* [AANGELEVERDE TEKST]
======
Uitspraken
Zoekresultaat - inzien document
ECLI:NL:RVS:2005:AT6543
- Instantie
- Raad van State
- Datum uitspraak
- 24-05-2005
- Datum publicatie
- 01-06-2005
- Zaaknummer
-
200502763/1
- Rechtsgebieden
-
Bestuursrecht
- Bijzondere kenmerken
-
Voorlopige voorziening
- Inhoudsindicatie
-
Bij besluit van 23 maart 2005 heeft verweerder krachtens de Verordening 259/93 EG van 1 februari 1993 betreffende toezicht en controle op de overbrenging van afvalstoffen binnen, naar en uit de Europese Gemeenschap, bezwaar gemaakt tegen het voornemen om de afvalstoffen zoals omschreven in het kennisgevingsformulier met kenmerk NL 110169, uit te voeren naar Duitsland.
- Vindplaatsen
-
Rechtspraak.nl
- Verrijkte uitspraak
Uitspraak
200502763/1.
Datum uitspraak: 24 mei 2005
AFDELING
BESTUURSRECHTSPRAAK
Uitspraak van de Voorzitter van de Afdeling bestuursrechtspraak van de Raad van State op een verzoek om het treffen van een voorlopige voorziening (artikel 8:81 van de Algemene wet bestuursrecht) in het geding tussen:
de besloten vennootschap met beperkte aansprakelijkheid "Katwijk Chemie B.V.", gevestigd te Katwijk,
verzoekster,
en
de staatssecretaris van Volkshuisvesting, Ruimtelijke Ordening en Milieubeheer,
verweerder.
======
Fragmenten uit een set lay-outannotaties
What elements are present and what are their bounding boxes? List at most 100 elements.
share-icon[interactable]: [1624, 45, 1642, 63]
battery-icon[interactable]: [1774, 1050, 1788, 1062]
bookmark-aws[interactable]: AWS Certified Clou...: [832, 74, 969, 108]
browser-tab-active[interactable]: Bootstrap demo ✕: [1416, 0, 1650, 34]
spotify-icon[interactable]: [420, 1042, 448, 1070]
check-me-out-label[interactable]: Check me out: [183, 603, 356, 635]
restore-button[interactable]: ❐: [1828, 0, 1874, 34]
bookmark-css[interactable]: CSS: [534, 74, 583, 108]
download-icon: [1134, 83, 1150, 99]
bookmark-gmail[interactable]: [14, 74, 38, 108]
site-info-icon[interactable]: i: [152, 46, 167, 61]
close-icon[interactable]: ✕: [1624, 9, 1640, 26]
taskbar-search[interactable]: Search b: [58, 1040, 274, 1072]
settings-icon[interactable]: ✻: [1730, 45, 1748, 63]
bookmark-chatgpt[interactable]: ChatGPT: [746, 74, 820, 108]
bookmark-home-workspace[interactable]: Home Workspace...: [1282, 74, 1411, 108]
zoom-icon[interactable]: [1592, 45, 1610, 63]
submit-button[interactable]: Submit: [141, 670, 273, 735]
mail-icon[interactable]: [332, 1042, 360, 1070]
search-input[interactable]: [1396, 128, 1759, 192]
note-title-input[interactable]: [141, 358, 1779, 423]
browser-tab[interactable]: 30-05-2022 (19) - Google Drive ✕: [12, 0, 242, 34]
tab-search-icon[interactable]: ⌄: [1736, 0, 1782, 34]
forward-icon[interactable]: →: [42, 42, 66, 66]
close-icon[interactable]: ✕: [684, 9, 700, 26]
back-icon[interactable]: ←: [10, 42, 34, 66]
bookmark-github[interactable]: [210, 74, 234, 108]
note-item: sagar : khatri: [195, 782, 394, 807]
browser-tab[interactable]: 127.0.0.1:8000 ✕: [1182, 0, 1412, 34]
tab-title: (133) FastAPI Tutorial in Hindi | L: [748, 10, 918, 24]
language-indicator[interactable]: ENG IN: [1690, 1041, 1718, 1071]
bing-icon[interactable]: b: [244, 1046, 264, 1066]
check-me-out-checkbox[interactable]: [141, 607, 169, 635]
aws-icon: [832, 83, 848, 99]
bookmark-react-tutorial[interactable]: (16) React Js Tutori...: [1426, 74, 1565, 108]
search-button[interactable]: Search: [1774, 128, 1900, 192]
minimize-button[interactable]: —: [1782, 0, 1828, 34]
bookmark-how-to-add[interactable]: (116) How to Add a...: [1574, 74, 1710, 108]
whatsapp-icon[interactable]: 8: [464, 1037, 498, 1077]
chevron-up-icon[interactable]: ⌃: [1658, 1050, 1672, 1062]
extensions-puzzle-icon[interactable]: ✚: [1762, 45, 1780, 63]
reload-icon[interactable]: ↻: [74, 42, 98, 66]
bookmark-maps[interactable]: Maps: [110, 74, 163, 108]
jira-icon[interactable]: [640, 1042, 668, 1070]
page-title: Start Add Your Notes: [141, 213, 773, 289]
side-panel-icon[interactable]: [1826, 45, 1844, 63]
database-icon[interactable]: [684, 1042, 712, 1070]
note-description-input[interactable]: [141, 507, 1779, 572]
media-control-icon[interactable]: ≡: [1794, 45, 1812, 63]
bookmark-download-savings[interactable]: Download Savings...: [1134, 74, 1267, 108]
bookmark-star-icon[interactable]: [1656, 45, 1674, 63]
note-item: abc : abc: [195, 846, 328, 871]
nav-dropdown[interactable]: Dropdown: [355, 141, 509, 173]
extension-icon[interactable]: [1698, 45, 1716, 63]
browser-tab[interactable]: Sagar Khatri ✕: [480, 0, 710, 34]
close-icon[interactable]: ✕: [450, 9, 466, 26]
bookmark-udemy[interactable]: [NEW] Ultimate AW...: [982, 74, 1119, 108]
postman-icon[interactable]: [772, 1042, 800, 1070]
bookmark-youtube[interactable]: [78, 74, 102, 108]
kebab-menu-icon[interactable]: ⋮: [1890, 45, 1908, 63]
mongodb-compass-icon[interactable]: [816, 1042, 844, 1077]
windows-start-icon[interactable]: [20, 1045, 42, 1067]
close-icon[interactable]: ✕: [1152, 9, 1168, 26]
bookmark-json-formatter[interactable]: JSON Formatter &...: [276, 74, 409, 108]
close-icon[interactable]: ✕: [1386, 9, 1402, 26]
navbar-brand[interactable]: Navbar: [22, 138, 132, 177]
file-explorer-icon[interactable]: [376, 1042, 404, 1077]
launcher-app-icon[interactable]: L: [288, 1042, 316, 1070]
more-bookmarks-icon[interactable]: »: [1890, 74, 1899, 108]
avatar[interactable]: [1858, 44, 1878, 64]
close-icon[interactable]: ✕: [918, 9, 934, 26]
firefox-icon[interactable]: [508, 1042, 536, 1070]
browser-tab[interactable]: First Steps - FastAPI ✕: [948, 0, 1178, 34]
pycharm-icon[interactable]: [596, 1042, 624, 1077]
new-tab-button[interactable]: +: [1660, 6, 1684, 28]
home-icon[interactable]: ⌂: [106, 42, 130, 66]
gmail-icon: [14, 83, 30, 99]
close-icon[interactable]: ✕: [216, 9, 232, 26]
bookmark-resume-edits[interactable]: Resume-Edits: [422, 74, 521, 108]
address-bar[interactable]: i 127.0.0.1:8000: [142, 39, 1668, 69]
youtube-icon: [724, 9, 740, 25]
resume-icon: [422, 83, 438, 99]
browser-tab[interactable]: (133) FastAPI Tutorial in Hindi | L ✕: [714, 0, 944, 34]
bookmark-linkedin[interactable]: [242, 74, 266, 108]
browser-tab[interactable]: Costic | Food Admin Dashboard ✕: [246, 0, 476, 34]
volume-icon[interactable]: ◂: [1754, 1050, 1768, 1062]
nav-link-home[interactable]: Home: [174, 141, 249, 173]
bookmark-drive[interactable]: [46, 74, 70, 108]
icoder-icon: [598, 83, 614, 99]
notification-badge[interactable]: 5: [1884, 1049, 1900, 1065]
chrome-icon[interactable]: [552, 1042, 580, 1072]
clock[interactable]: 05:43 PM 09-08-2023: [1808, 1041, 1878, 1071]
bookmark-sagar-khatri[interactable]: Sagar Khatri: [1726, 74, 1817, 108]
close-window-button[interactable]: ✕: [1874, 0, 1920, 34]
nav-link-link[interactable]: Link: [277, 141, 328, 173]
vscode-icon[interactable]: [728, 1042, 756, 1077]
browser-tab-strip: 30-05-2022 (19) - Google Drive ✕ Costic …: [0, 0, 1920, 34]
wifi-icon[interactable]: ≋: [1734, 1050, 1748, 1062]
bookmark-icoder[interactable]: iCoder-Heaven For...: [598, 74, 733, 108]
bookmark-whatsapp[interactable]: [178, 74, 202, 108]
======
* [OPDRACHT]
Beantwoord deze drie vragen over de uitspraak van de Raad van State.
1. Op welke datum is de uitspraak gepubliceerd?
2. Naar welk land zouden de afvalstoffen worden uitgevoerd?
3. In welke plaats is verzoekster gevestigd?
Het materiaal staat los van de tekst.

* [ANTWOORD]
1. 1 juni 2005
2. Duitsland
3. Katwijk